**Extracted information**

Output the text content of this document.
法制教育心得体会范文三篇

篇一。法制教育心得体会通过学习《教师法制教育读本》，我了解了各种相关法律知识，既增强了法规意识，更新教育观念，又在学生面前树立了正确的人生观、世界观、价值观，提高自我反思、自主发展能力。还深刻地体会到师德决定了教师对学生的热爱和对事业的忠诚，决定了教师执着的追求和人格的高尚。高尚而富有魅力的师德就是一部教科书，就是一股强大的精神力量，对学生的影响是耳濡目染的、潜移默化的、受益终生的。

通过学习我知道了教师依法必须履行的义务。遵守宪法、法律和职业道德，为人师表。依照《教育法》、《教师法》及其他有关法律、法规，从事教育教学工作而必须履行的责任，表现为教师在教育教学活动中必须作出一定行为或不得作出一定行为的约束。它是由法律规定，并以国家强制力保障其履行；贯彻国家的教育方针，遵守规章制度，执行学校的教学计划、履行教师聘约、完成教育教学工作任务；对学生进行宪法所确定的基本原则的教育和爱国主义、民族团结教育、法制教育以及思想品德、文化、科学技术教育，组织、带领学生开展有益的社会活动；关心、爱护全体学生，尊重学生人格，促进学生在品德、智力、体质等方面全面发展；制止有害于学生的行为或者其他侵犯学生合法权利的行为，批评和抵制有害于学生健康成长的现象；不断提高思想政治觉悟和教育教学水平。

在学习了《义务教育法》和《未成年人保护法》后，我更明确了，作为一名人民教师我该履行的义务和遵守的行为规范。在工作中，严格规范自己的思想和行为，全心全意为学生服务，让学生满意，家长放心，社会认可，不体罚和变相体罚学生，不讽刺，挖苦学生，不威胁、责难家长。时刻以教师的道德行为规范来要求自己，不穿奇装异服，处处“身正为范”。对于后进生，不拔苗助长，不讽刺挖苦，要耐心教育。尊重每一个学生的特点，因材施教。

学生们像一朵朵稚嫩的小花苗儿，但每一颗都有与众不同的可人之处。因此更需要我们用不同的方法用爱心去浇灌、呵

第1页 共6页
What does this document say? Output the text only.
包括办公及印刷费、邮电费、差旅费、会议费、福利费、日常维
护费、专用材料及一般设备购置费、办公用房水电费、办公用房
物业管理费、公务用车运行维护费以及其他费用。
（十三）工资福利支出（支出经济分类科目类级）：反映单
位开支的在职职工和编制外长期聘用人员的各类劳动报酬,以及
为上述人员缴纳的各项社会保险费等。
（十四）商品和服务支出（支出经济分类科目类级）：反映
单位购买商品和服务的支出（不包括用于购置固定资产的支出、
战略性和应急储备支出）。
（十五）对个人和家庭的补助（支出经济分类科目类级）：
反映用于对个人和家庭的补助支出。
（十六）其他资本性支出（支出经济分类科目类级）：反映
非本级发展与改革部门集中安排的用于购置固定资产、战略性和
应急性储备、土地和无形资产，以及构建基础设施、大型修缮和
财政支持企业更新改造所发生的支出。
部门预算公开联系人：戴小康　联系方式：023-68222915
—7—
==
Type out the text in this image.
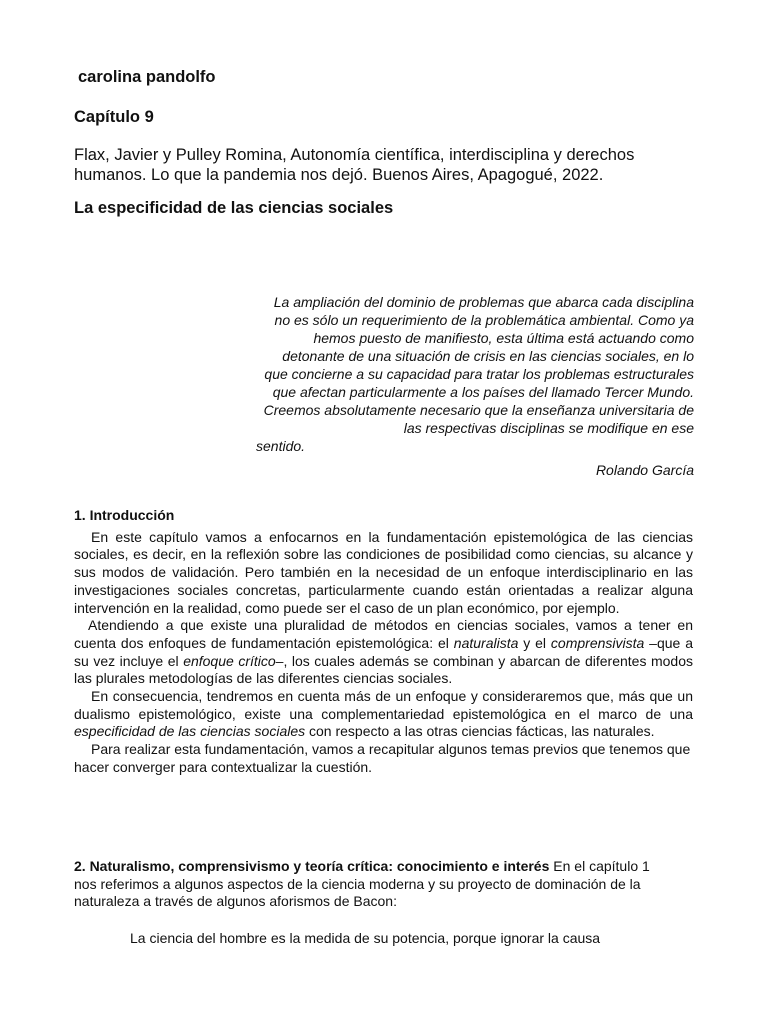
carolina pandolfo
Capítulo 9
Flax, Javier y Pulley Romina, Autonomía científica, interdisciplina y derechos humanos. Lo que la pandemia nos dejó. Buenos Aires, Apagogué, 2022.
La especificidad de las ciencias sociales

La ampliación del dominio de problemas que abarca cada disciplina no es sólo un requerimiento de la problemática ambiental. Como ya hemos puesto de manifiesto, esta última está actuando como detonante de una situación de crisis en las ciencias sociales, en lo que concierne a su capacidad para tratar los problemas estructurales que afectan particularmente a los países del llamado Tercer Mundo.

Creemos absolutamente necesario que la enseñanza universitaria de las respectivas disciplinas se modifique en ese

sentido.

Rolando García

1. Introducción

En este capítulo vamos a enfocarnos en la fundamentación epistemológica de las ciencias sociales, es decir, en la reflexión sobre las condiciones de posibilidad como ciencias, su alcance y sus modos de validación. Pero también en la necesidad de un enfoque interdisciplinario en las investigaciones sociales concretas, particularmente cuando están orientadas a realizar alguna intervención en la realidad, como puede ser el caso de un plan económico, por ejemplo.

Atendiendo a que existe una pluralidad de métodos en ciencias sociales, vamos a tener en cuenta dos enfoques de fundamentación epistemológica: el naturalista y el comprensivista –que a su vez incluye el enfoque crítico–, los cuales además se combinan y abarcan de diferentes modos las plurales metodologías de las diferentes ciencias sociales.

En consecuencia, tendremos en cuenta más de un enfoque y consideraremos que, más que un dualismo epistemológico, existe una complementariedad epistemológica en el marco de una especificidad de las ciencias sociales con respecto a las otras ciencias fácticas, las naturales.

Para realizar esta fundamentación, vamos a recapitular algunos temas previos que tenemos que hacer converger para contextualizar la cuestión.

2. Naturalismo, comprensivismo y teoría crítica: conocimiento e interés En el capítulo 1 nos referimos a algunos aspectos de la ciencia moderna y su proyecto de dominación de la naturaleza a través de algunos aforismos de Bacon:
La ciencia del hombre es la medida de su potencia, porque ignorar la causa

**Exercise aim**
Check each line above for the string "document", then copy the ones that have it.

**Response for this exercise**
Output the text content of this document.
What does this document say? Output the text only.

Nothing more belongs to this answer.